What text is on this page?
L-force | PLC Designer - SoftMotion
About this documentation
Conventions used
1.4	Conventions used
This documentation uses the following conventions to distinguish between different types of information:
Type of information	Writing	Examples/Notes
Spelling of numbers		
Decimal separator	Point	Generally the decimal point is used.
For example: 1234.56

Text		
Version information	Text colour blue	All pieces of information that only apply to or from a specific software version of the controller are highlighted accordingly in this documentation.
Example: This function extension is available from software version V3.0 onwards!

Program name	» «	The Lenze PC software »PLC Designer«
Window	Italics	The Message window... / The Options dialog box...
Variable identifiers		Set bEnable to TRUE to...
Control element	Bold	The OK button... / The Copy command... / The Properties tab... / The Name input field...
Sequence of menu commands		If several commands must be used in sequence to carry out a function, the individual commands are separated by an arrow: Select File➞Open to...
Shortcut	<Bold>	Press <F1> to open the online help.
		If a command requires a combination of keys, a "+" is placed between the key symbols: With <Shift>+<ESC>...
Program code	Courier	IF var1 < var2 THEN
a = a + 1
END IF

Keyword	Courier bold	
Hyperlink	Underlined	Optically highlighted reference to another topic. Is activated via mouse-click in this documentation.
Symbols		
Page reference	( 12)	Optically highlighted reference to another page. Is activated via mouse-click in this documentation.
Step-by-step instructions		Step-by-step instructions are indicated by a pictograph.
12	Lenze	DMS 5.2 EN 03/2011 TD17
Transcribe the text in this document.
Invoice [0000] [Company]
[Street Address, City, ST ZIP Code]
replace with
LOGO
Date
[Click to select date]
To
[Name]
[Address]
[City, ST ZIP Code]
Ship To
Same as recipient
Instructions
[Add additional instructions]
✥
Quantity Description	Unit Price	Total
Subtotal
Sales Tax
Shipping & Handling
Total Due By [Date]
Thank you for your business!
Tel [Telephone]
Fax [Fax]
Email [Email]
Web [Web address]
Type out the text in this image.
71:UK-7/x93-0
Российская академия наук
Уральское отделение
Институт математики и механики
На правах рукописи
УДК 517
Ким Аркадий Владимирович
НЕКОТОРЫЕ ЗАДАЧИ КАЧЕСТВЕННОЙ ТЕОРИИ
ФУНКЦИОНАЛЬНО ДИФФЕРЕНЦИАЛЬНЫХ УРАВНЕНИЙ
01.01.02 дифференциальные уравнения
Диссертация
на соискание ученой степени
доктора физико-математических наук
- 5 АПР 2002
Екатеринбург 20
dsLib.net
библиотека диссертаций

^^^^^^^^

### Challenge
Set out the complete listing exactly as shown.

### Result for this exercise
What text is on this page?
L-force | PLC Designer - SoftMotion
About this documentation
Conventions used
1.4	Conventions used
This documentation uses the following conventions to distinguish between different types of information:
Type of information	Writing	Examples/Notes
Spelling of numbers		
Decimal separator	Point	Generally the decimal point is used.
For example: 1234.56

Text		
Version information	Text colour blue	All pieces of information that only apply to or from a specific software version of the controller are highlighted accordingly in this documentation.
Example: This function extension is available from software version V3.0 onwards!

Program name	» «	The Lenze PC software »PLC Designer«
Window	Italics	The Message window... / The Options dialog box...
Variable identifiers		Set bEnable to TRUE to...
Control element	Bold	The OK button... / The Copy command... / The Properties tab... / The Name input field...
Sequence of menu commands		If several commands must be used in sequence to carry out a function, the individual commands are separated by an arrow: Select File➞Open to...
Shortcut	<Bold>	Press <F1> to open the online help.
		If a command requires a combination of keys, a "+" is placed between the key symbols: With <Shift>+<ESC>...
Program code	Courier	IF var1 < var2 THEN
a = a + 1
END IF

Keyword	Courier bold	
Hyperlink	Underlined	Optically highlighted reference to another topic. Is activated via mouse-click in this documentation.
Symbols		
Page reference	( 12)	Optically highlighted reference to another page. Is activated via mouse-click in this documentation.
Step-by-step instructions		Step-by-step instructions are indicated by a pictograph.
12	Lenze	DMS 5.2 EN 03/2011 TD17
Transcribe the text in this document.
Invoice [0000] [Company]
[Street Address, City, ST ZIP Code]
replace with
LOGO
Date
[Click to select date]
To
[Name]
[Address]
[City, ST ZIP Code]
Ship To
Same as recipient
Instructions
[Add additional instructions]
✥
Quantity Description	Unit Price	Total
Subtotal
Sales Tax
Shipping & Handling
Total Due By [Date]
Thank you for your business!
Tel [Telephone]
Fax [Fax]
Email [Email]
Web [Web address]
Type out the text in this image.
71:UK-7/x93-0
Российская академия наук
Уральское отделение
Институт математики и механики
На правах рукописи
УДК 517
Ким Аркадий Владимирович
НЕКОТОРЫЕ ЗАДАЧИ КАЧЕСТВЕННОЙ ТЕОРИИ
ФУНКЦИОНАЛЬНО ДИФФЕРЕНЦИАЛЬНЫХ УРАВНЕНИЙ
01.01.02 дифференциальные уравнения
Диссертация
на соискание ученой степени
доктора физико-математических наук
- 5 АПР 2002
Екатеринбург 20
dsLib.net
библиотека диссертаций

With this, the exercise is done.